_Exercise input:_
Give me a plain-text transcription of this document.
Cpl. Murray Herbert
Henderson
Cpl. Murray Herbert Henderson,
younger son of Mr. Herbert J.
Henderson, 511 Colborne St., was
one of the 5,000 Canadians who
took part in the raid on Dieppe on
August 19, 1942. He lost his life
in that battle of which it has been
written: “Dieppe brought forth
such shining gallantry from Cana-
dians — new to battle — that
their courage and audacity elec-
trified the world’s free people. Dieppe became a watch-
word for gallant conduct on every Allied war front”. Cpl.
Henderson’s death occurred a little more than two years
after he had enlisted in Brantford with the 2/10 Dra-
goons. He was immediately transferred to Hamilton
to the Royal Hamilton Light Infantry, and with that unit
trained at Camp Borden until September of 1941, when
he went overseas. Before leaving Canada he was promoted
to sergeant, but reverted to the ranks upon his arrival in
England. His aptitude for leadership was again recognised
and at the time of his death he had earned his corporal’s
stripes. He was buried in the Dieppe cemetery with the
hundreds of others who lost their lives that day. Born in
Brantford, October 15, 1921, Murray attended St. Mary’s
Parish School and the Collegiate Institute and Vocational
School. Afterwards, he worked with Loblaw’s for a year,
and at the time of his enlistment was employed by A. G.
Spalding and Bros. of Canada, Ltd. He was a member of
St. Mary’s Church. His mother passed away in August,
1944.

_Do this:_ Select and copy every line from the records that includes the word "Mary".

_Task solution:_
Brantford, October 15, 1921, Murray attended St. Mary’s
St. Mary’s Church. His mother passed away in August,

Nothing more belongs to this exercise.